GOAL.
The exercise asks for every line of the data to be reproduced exactly.

EXTRACTED INFORMATION.
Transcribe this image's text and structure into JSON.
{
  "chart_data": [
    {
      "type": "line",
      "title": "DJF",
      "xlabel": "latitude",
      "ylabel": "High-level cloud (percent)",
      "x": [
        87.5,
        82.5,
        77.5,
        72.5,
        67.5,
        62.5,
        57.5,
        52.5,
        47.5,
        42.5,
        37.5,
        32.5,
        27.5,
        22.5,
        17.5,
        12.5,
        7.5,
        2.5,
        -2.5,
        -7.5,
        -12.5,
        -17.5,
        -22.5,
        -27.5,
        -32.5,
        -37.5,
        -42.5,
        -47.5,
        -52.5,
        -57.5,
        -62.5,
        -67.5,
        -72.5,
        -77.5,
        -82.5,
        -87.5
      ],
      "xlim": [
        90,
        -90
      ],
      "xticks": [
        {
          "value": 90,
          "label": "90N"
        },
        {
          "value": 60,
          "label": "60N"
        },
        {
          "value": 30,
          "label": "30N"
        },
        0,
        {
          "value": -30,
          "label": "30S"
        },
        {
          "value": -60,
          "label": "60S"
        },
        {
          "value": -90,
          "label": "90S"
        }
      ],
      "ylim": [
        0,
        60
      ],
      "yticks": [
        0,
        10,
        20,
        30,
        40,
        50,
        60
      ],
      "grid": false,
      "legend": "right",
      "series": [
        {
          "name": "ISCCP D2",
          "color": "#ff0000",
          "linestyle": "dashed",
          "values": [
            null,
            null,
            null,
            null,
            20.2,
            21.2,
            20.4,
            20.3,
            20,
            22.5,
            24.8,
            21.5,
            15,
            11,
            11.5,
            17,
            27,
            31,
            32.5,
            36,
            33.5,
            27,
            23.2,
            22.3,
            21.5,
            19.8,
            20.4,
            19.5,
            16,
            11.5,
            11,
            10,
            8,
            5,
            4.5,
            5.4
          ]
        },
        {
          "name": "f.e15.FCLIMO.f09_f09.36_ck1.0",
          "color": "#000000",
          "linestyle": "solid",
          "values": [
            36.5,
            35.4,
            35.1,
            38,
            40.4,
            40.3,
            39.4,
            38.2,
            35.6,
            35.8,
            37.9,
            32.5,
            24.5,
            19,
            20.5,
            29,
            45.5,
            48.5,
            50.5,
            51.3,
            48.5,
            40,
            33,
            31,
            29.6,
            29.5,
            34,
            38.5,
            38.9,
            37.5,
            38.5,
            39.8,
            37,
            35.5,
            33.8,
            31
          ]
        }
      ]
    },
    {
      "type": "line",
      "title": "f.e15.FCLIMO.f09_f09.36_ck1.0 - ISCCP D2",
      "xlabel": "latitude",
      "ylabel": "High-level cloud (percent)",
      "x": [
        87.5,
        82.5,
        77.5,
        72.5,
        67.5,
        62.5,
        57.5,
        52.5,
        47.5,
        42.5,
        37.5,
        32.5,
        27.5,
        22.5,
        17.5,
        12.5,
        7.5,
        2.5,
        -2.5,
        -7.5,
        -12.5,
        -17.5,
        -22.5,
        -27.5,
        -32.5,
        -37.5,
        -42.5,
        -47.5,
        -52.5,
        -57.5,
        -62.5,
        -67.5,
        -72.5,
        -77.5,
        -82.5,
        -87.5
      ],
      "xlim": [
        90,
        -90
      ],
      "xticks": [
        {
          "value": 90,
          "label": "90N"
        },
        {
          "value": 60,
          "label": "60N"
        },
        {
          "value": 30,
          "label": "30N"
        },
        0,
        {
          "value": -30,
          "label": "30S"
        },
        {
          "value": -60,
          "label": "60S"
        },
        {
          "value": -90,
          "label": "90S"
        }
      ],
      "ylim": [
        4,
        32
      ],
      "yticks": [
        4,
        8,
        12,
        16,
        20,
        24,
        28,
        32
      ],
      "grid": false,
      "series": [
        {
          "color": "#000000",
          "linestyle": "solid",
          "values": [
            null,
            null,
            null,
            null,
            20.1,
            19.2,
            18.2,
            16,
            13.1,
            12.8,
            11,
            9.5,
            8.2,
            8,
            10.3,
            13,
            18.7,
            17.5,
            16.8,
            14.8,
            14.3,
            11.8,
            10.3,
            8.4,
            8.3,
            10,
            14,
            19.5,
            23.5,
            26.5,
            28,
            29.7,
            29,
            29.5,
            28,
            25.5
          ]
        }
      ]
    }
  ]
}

ANSWER TO THIS PROBLEM.
Transcribe this image's text and structure into JSON.
{
  "chart_data": [
    {
      "type": "line",
      "title": "DJF",
      "xlabel": "latitude",
      "ylabel": "High-level cloud (percent)",
      "x": [
        87.5,
        82.5,
        77.5,
        72.5,
        67.5,
        62.5,
        57.5,
        52.5,
        47.5,
        42.5,
        37.5,
        32.5,
        27.5,
        22.5,
        17.5,
        12.5,
        7.5,
        2.5,
        -2.5,
        -7.5,
        -12.5,
        -17.5,
        -22.5,
        -27.5,
        -32.5,
        -37.5,
        -42.5,
        -47.5,
        -52.5,
        -57.5,
        -62.5,
        -67.5,
        -72.5,
        -77.5,
        -82.5,
        -87.5
      ],
      "xlim": [
        90,
        -90
      ],
      "xticks": [
        {
          "value": 90,
          "label": "90N"
        },
        {
          "value": 60,
          "label": "60N"
        },
        {
          "value": 30,
          "label": "30N"
        },
        0,
        {
          "value": -30,
          "label": "30S"
        },
        {
          "value": -60,
          "label": "60S"
        },
        {
          "value": -90,
          "label": "90S"
        }
      ],
      "ylim": [
        0,
        60
      ],
      "yticks": [
        0,
        10,
        20,
        30,
        40,
        50,
        60
      ],
      "grid": false,
      "legend": "right",
      "series": [
        {
          "name": "ISCCP D2",
          "color": "#ff0000",
          "linestyle": "dashed",
          "values": [
            null,
            null,
            null,
            null,
            20.2,
            21.2,
            20.4,
            20.3,
            20,
            22.5,
            24.8,
            21.5,
            15,
            11,
            11.5,
            17,
            27,
            31,
            32.5,
            36,
            33.5,
            27,
            23.2,
            22.3,
            21.5,
            19.8,
            20.4,
            19.5,
            16,
            11.5,
            11,
            10,
            8,
            5,
            4.5,
            5.4
          ]
        },
        {
          "name": "f.e15.FCLIMO.f09_f09.36_ck1.0",
          "color": "#000000",
          "linestyle": "solid",
          "values": [
            36.5,
            35.4,
            35.1,
            38,
            40.4,
            40.3,
            39.4,
            38.2,
            35.6,
            35.8,
            37.9,
            32.5,
            24.5,
            19,
            20.5,
            29,
            45.5,
            48.5,
            50.5,
            51.3,
            48.5,
            40,
            33,
            31,
            29.6,
            29.5,
            34,
            38.5,
            38.9,
            37.5,
            38.5,
            39.8,
            37,
            35.5,
            33.8,
            31
          ]
        }
      ]
    },
    {
      "type": "line",
      "title": "f.e15.FCLIMO.f09_f09.36_ck1.0 - ISCCP D2",
      "xlabel": "latitude",
      "ylabel": "High-level cloud (percent)",
      "x": [
        87.5,
        82.5,
        77.5,
        72.5,
        67.5,
        62.5,
        57.5,
        52.5,
        47.5,
        42.5,
        37.5,
        32.5,
        27.5,
        22.5,
        17.5,
        12.5,
        7.5,
        2.5,
        -2.5,
        -7.5,
        -12.5,
        -17.5,
        -22.5,
        -27.5,
        -32.5,
        -37.5,
        -42.5,
        -47.5,
        -52.5,
        -57.5,
        -62.5,
        -67.5,
        -72.5,
        -77.5,
        -82.5,
        -87.5
      ],
      "xlim": [
        90,
        -90
      ],
      "xticks": [
        {
          "value": 90,
          "label": "90N"
        },
        {
          "value": 60,
          "label": "60N"
        },
        {
          "value": 30,
          "label": "30N"
        },
        0,
        {
          "value": -30,
          "label": "30S"
        },
        {
          "value": -60,
          "label": "60S"
        },
        {
          "value": -90,
          "label": "90S"
        }
      ],
      "ylim": [
        4,
        32
      ],
      "yticks": [
        4,
        8,
        12,
        16,
        20,
        24,
        28,
        32
      ],
      "grid": false,
      "series": [
        {
          "color": "#000000",
          "linestyle": "solid",
          "values": [
            null,
            null,
            null,
            null,
            20.1,
            19.2,
            18.2,
            16,
            13.1,
            12.8,
            11,
            9.5,
            8.2,
            8,
            10.3,
            13,
            18.7,
            17.5,
            16.8,
            14.8,
            14.3,
            11.8,
            10.3,
            8.4,
            8.3,
            10,
            14,
            19.5,
            23.5,
            26.5,
            28,
            29.7,
            29,
            29.5,
            28,
            25.5
          ]
        }
      ]
    }
  ]
}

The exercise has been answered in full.